Copy out every one of the rows below without changing anything in them.

_Dataset records_
++++++++++++++++++++
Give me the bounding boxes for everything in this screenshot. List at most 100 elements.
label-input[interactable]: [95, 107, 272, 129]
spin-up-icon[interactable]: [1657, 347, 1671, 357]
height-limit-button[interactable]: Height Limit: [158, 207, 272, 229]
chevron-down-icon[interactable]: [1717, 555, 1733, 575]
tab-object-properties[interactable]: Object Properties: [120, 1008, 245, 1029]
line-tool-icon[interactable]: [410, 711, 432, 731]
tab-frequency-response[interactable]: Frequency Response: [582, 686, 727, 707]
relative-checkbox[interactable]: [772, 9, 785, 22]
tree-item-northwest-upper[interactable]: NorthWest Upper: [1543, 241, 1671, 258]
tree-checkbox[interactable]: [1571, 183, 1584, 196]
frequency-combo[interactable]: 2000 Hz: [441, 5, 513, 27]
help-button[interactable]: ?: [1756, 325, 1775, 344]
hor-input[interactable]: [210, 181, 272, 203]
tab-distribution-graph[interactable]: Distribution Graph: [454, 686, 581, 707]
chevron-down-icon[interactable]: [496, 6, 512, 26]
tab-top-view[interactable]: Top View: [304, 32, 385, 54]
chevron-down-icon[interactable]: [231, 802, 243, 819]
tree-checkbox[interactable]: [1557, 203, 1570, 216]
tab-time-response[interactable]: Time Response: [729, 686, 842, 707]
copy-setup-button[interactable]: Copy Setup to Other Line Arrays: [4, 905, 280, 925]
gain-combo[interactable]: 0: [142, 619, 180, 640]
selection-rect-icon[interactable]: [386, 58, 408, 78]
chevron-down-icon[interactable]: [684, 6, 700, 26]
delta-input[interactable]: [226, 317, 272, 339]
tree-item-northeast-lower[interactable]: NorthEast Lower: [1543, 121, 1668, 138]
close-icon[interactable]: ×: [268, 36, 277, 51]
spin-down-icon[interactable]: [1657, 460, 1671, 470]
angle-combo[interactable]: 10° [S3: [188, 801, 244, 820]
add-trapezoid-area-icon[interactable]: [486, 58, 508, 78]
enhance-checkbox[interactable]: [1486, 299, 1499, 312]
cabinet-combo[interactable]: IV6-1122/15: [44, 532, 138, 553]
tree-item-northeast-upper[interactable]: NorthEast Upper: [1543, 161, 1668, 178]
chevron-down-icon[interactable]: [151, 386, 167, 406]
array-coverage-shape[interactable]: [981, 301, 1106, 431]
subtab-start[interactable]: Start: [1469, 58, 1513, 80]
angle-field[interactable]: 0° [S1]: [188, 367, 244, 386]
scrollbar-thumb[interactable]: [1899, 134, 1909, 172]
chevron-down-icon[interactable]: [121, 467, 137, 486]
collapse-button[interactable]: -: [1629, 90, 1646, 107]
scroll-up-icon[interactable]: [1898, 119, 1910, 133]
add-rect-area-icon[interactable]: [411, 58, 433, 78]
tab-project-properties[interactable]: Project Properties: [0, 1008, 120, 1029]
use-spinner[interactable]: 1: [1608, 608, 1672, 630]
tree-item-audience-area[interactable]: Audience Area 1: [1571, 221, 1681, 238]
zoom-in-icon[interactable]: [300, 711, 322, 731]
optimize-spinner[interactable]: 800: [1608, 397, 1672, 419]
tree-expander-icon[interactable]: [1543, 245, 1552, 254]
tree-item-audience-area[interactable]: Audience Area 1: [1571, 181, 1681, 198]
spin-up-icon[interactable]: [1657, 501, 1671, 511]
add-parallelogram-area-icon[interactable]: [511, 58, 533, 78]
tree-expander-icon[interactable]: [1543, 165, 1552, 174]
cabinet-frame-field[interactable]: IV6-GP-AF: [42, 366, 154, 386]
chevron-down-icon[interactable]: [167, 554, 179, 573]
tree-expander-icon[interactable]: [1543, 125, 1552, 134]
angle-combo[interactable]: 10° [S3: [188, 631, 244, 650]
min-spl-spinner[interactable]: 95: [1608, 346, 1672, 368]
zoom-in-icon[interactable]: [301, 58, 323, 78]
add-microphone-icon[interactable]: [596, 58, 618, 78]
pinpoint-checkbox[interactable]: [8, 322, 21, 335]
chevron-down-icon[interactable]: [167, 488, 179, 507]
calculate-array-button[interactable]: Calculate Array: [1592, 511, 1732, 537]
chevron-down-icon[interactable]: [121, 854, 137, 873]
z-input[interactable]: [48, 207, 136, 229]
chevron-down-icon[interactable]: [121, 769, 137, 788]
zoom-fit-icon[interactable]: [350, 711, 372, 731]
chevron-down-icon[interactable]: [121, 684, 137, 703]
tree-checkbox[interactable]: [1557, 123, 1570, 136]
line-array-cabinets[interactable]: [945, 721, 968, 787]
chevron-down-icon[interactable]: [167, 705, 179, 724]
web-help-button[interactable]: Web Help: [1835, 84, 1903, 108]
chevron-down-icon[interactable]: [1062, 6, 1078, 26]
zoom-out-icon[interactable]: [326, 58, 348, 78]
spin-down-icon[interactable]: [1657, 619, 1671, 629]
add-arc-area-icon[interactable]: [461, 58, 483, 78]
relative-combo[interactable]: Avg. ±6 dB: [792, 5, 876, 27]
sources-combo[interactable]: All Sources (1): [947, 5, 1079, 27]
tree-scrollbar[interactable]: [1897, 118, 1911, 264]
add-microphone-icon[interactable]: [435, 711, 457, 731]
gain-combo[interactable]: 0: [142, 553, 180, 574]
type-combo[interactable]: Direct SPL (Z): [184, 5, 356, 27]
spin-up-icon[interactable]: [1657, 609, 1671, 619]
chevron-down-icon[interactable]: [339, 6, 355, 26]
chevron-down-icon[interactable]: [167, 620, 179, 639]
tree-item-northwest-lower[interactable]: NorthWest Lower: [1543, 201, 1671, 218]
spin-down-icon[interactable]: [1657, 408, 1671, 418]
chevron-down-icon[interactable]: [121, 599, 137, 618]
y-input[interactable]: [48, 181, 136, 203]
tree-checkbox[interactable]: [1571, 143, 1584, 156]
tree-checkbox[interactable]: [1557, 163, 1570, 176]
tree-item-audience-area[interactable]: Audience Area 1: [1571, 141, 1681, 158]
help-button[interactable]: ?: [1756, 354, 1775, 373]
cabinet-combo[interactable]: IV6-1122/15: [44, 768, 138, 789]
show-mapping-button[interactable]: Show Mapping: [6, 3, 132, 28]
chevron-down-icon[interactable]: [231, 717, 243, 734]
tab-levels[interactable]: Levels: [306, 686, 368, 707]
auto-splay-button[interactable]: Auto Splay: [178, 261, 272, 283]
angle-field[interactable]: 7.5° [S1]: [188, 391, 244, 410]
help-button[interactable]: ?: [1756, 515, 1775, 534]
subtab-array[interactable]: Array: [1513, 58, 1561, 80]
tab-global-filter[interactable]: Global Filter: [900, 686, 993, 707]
++++++++++++++++++++
_Completed task_
Give me the bounding boxes for everything in this screenshot. List at most 100 elements.
label-input[interactable]: [95, 107, 272, 129]
spin-up-icon[interactable]: [1657, 347, 1671, 357]
height-limit-button[interactable]: Height Limit: [158, 207, 272, 229]
chevron-down-icon[interactable]: [1717, 555, 1733, 575]
tab-object-properties[interactable]: Object Properties: [120, 1008, 245, 1029]
line-tool-icon[interactable]: [410, 711, 432, 731]
tab-frequency-response[interactable]: Frequency Response: [582, 686, 727, 707]
relative-checkbox[interactable]: [772, 9, 785, 22]
tree-item-northwest-upper[interactable]: NorthWest Upper: [1543, 241, 1671, 258]
tree-checkbox[interactable]: [1571, 183, 1584, 196]
frequency-combo[interactable]: 2000 Hz: [441, 5, 513, 27]
help-button[interactable]: ?: [1756, 325, 1775, 344]
hor-input[interactable]: [210, 181, 272, 203]
tab-distribution-graph[interactable]: Distribution Graph: [454, 686, 581, 707]
chevron-down-icon[interactable]: [496, 6, 512, 26]
tab-top-view[interactable]: Top View: [304, 32, 385, 54]
chevron-down-icon[interactable]: [231, 802, 243, 819]
tree-checkbox[interactable]: [1557, 203, 1570, 216]
tab-time-response[interactable]: Time Response: [729, 686, 842, 707]
copy-setup-button[interactable]: Copy Setup to Other Line Arrays: [4, 905, 280, 925]
gain-combo[interactable]: 0: [142, 619, 180, 640]
selection-rect-icon[interactable]: [386, 58, 408, 78]
chevron-down-icon[interactable]: [684, 6, 700, 26]
delta-input[interactable]: [226, 317, 272, 339]
tree-item-northeast-lower[interactable]: NorthEast Lower: [1543, 121, 1668, 138]
close-icon[interactable]: ×: [268, 36, 277, 51]
spin-down-icon[interactable]: [1657, 460, 1671, 470]
angle-combo[interactable]: 10° [S3: [188, 801, 244, 820]
add-trapezoid-area-icon[interactable]: [486, 58, 508, 78]
enhance-checkbox[interactable]: [1486, 299, 1499, 312]
cabinet-combo[interactable]: IV6-1122/15: [44, 532, 138, 553]
tree-item-northeast-upper[interactable]: NorthEast Upper: [1543, 161, 1668, 178]
chevron-down-icon[interactable]: [151, 386, 167, 406]
array-coverage-shape[interactable]: [981, 301, 1106, 431]
subtab-start[interactable]: Start: [1469, 58, 1513, 80]
angle-field[interactable]: 0° [S1]: [188, 367, 244, 386]
scrollbar-thumb[interactable]: [1899, 134, 1909, 172]
chevron-down-icon[interactable]: [121, 467, 137, 486]
collapse-button[interactable]: -: [1629, 90, 1646, 107]
scroll-up-icon[interactable]: [1898, 119, 1910, 133]
add-rect-area-icon[interactable]: [411, 58, 433, 78]
tab-project-properties[interactable]: Project Properties: [0, 1008, 120, 1029]
use-spinner[interactable]: 1: [1608, 608, 1672, 630]
tree-item-audience-area[interactable]: Audience Area 1: [1571, 221, 1681, 238]
zoom-in-icon[interactable]: [300, 711, 322, 731]
optimize-spinner[interactable]: 800: [1608, 397, 1672, 419]
tree-expander-icon[interactable]: [1543, 245, 1552, 254]
tree-item-audience-area[interactable]: Audience Area 1: [1571, 181, 1681, 198]
spin-up-icon[interactable]: [1657, 501, 1671, 511]
add-parallelogram-area-icon[interactable]: [511, 58, 533, 78]
tree-expander-icon[interactable]: [1543, 165, 1552, 174]
cabinet-frame-field[interactable]: IV6-GP-AF: [42, 366, 154, 386]
chevron-down-icon[interactable]: [167, 554, 179, 573]
tree-expander-icon[interactable]: [1543, 125, 1552, 134]
angle-combo[interactable]: 10° [S3: [188, 631, 244, 650]
min-spl-spinner[interactable]: 95: [1608, 346, 1672, 368]
zoom-in-icon[interactable]: [301, 58, 323, 78]
add-microphone-icon[interactable]: [596, 58, 618, 78]
pinpoint-checkbox[interactable]: [8, 322, 21, 335]
chevron-down-icon[interactable]: [167, 488, 179, 507]
calculate-array-button[interactable]: Calculate Array: [1592, 511, 1732, 537]
chevron-down-icon[interactable]: [121, 854, 137, 873]
z-input[interactable]: [48, 207, 136, 229]
chevron-down-icon[interactable]: [121, 769, 137, 788]
zoom-fit-icon[interactable]: [350, 711, 372, 731]
chevron-down-icon[interactable]: [121, 684, 137, 703]
tree-checkbox[interactable]: [1557, 123, 1570, 136]
line-array-cabinets[interactable]: [945, 721, 968, 787]
chevron-down-icon[interactable]: [167, 705, 179, 724]
web-help-button[interactable]: Web Help: [1835, 84, 1903, 108]
chevron-down-icon[interactable]: [1062, 6, 1078, 26]
zoom-out-icon[interactable]: [326, 58, 348, 78]
spin-down-icon[interactable]: [1657, 619, 1671, 629]
add-arc-area-icon[interactable]: [461, 58, 483, 78]
relative-combo[interactable]: Avg. ±6 dB: [792, 5, 876, 27]
sources-combo[interactable]: All Sources (1): [947, 5, 1079, 27]
tree-scrollbar[interactable]: [1897, 118, 1911, 264]
add-microphone-icon[interactable]: [435, 711, 457, 731]
gain-combo[interactable]: 0: [142, 553, 180, 574]
type-combo[interactable]: Direct SPL (Z): [184, 5, 356, 27]
spin-up-icon[interactable]: [1657, 609, 1671, 619]
chevron-down-icon[interactable]: [339, 6, 355, 26]
chevron-down-icon[interactable]: [167, 620, 179, 639]
tree-item-northwest-lower[interactable]: NorthWest Lower: [1543, 201, 1671, 218]
spin-down-icon[interactable]: [1657, 408, 1671, 418]
chevron-down-icon[interactable]: [121, 599, 137, 618]
y-input[interactable]: [48, 181, 136, 203]
tree-checkbox[interactable]: [1571, 143, 1584, 156]
tree-checkbox[interactable]: [1557, 163, 1570, 176]
tree-item-audience-area[interactable]: Audience Area 1: [1571, 141, 1681, 158]
help-button[interactable]: ?: [1756, 354, 1775, 373]
cabinet-combo[interactable]: IV6-1122/15: [44, 768, 138, 789]
show-mapping-button[interactable]: Show Mapping: [6, 3, 132, 28]
chevron-down-icon[interactable]: [231, 717, 243, 734]
tab-levels[interactable]: Levels: [306, 686, 368, 707]
auto-splay-button[interactable]: Auto Splay: [178, 261, 272, 283]
angle-field[interactable]: 7.5° [S1]: [188, 391, 244, 410]
help-button[interactable]: ?: [1756, 515, 1775, 534]
subtab-array[interactable]: Array: [1513, 58, 1561, 80]
tab-global-filter[interactable]: Global Filter: [900, 686, 993, 707]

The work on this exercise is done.